↓↓↓

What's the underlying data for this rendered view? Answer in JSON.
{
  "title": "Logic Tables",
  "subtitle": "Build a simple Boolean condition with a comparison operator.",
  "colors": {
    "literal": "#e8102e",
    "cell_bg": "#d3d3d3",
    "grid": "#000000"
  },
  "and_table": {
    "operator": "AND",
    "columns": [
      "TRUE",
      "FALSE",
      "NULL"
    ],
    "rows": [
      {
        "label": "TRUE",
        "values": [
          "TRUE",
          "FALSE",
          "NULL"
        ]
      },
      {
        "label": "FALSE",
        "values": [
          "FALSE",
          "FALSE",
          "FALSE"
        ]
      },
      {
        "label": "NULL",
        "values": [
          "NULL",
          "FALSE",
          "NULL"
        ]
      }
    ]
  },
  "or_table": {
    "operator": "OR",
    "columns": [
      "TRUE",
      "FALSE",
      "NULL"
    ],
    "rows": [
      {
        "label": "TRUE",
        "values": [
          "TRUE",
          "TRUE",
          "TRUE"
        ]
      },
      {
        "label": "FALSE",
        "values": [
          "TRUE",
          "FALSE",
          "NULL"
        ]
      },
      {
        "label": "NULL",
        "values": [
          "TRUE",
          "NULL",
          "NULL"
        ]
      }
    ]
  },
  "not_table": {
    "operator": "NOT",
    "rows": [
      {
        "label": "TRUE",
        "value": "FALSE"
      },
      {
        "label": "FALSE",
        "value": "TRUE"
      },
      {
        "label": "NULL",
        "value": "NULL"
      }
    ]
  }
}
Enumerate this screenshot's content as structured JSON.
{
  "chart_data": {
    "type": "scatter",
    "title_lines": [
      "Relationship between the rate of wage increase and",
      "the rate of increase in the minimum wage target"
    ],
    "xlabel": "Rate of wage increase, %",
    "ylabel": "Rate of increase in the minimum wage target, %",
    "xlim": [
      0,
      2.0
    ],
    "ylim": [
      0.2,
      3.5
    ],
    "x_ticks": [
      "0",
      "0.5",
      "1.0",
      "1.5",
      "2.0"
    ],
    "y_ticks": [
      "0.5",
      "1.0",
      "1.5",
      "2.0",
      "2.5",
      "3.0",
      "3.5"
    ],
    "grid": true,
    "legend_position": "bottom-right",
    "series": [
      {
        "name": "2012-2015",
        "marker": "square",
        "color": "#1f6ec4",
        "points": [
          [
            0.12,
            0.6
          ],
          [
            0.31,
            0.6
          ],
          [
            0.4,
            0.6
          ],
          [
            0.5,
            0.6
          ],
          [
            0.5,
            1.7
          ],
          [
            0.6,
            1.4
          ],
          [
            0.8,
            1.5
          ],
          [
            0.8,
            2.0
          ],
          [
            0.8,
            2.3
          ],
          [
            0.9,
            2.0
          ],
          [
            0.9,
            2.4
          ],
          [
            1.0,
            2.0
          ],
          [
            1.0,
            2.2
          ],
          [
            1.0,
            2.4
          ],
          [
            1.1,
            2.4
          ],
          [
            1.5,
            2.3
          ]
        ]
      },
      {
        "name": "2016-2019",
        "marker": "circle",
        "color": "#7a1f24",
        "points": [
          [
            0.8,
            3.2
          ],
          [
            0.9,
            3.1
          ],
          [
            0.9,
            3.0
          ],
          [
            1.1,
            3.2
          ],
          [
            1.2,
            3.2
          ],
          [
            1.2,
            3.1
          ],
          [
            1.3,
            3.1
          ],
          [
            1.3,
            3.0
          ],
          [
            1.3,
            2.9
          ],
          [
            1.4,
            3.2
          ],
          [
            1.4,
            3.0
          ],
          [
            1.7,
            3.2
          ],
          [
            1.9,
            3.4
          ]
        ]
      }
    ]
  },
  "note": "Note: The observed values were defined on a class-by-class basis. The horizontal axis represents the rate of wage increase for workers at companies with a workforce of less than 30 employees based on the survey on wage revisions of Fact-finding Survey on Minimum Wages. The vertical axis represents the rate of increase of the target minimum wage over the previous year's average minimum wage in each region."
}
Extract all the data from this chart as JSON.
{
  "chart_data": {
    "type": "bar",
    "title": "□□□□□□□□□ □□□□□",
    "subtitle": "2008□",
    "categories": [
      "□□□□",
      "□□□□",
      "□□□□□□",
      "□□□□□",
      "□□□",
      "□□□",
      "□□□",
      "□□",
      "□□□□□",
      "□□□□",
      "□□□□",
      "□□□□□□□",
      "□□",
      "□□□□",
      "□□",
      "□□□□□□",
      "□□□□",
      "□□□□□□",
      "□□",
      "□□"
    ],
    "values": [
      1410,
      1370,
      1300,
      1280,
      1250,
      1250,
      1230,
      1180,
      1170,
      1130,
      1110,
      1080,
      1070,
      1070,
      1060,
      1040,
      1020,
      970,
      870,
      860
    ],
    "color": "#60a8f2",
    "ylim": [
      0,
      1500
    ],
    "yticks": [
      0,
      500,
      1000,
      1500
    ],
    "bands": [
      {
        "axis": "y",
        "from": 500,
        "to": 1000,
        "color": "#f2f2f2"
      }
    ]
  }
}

↑↑↑

Problem: Only the lines from the one that contains "Extract all the data from this chart as JSON." to the end of the data should be output, exactly as they appear.

Complete answer:
Extract all the data from this chart as JSON.
{
  "chart_data": {
    "type": "bar",
    "title": "□□□□□□□□□ □□□□□",
    "subtitle": "2008□",
    "categories": [
      "□□□□",
      "□□□□",
      "□□□□□□",
      "□□□□□",
      "□□□",
      "□□□",
      "□□□",
      "□□",
      "□□□□□",
      "□□□□",
      "□□□□",
      "□□□□□□□",
      "□□",
      "□□□□",
      "□□",
      "□□□□□□",
      "□□□□",
      "□□□□□□",
      "□□",
      "□□"
    ],
    "values": [
      1410,
      1370,
      1300,
      1280,
      1250,
      1250,
      1230,
      1180,
      1170,
      1130,
      1110,
      1080,
      1070,
      1070,
      1060,
      1040,
      1020,
      970,
      870,
      860
    ],
    "color": "#60a8f2",
    "ylim": [
      0,
      1500
    ],
    "yticks": [
      0,
      500,
      1000,
      1500
    ],
    "bands": [
      {
        "axis": "y",
        "from": 500,
        "to": 1000,
        "color": "#f2f2f2"
      }
    ]
  }
}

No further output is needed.